═══ Material to process

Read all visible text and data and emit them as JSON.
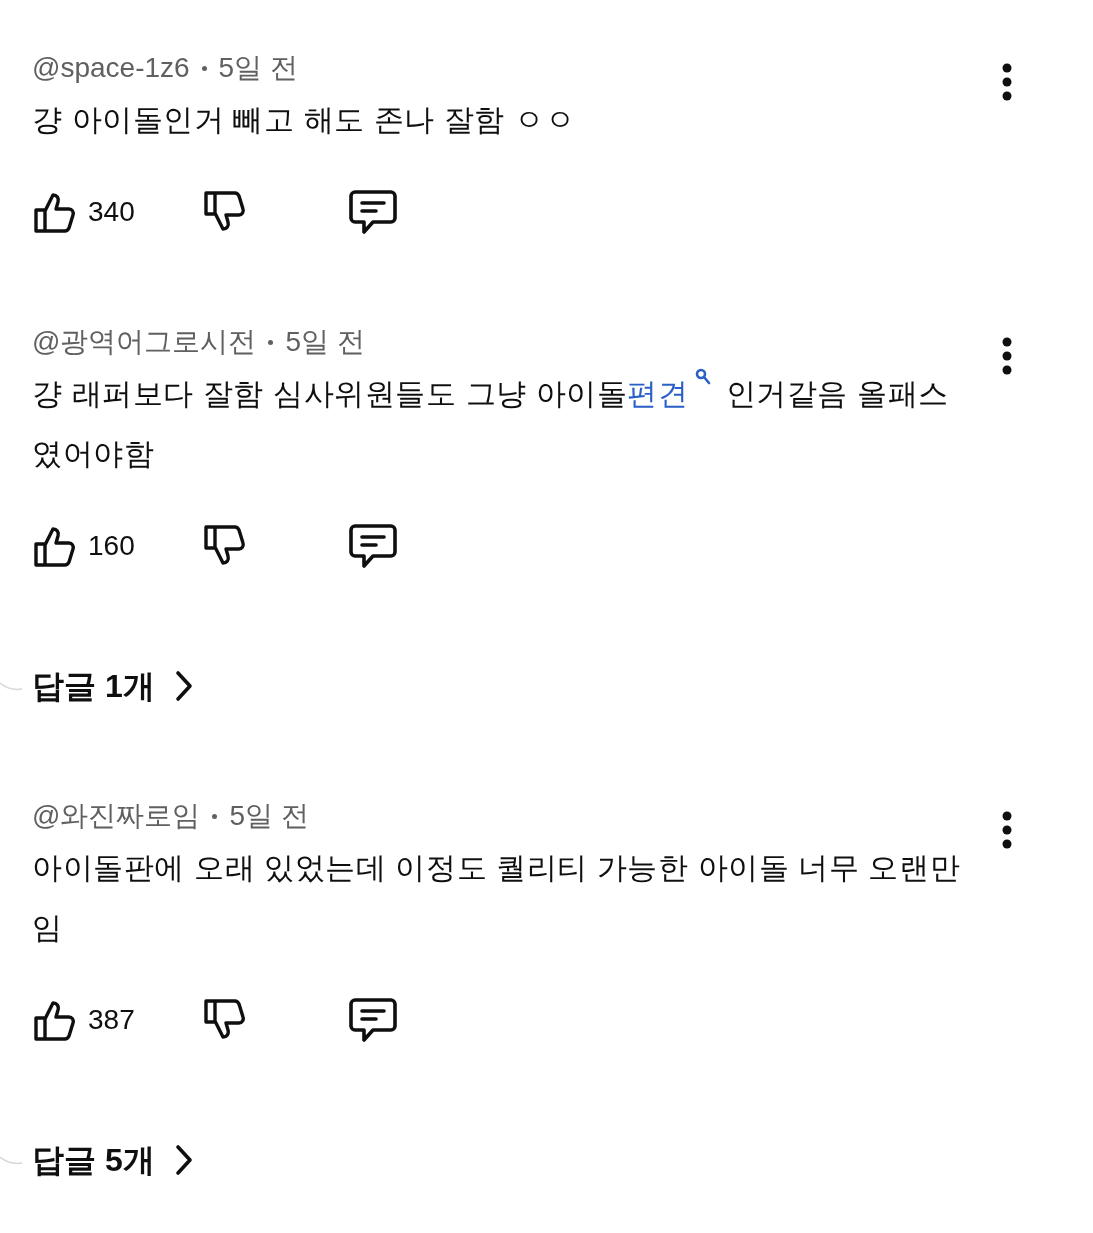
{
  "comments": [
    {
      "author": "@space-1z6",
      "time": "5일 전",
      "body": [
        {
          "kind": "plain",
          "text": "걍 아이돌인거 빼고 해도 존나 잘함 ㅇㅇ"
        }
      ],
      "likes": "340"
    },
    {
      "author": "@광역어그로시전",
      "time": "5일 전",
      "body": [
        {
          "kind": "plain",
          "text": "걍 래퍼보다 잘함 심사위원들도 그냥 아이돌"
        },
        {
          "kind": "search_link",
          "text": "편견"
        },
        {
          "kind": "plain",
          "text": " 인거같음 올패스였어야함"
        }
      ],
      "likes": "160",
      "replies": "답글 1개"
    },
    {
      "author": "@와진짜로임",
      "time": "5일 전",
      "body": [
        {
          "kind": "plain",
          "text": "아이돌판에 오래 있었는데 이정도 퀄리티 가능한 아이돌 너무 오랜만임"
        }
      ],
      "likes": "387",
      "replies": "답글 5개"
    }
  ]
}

══════

Problem = The pictures should not appear in the copy; every other part of the records above must be returned exactly.

Task answer =
Read all visible text and data and emit them as JSON.
{
  "comments": [
    {
      "author": "@space-1z6",
      "time": "5일 전",
      "body": [
        {
          "kind": "plain",
          "text": "걍 아이돌인거 빼고 해도 존나 잘함 ㅇㅇ"
        }
      ],
      "likes": "340"
    },
    {
      "author": "@광역어그로시전",
      "time": "5일 전",
      "body": [
        {
          "kind": "plain",
          "text": "걍 래퍼보다 잘함 심사위원들도 그냥 아이돌"
        },
        {
          "kind": "search_link",
          "text": "편견"
        },
        {
          "kind": "plain",
          "text": " 인거같음 올패스였어야함"
        }
      ],
      "likes": "160",
      "replies": "답글 1개"
    },
    {
      "author": "@와진짜로임",
      "time": "5일 전",
      "body": [
        {
          "kind": "plain",
          "text": "아이돌판에 오래 있었는데 이정도 퀄리티 가능한 아이돌 너무 오랜만임"
        }
      ],
      "likes": "387",
      "replies": "답글 5개"
    }
  ]
}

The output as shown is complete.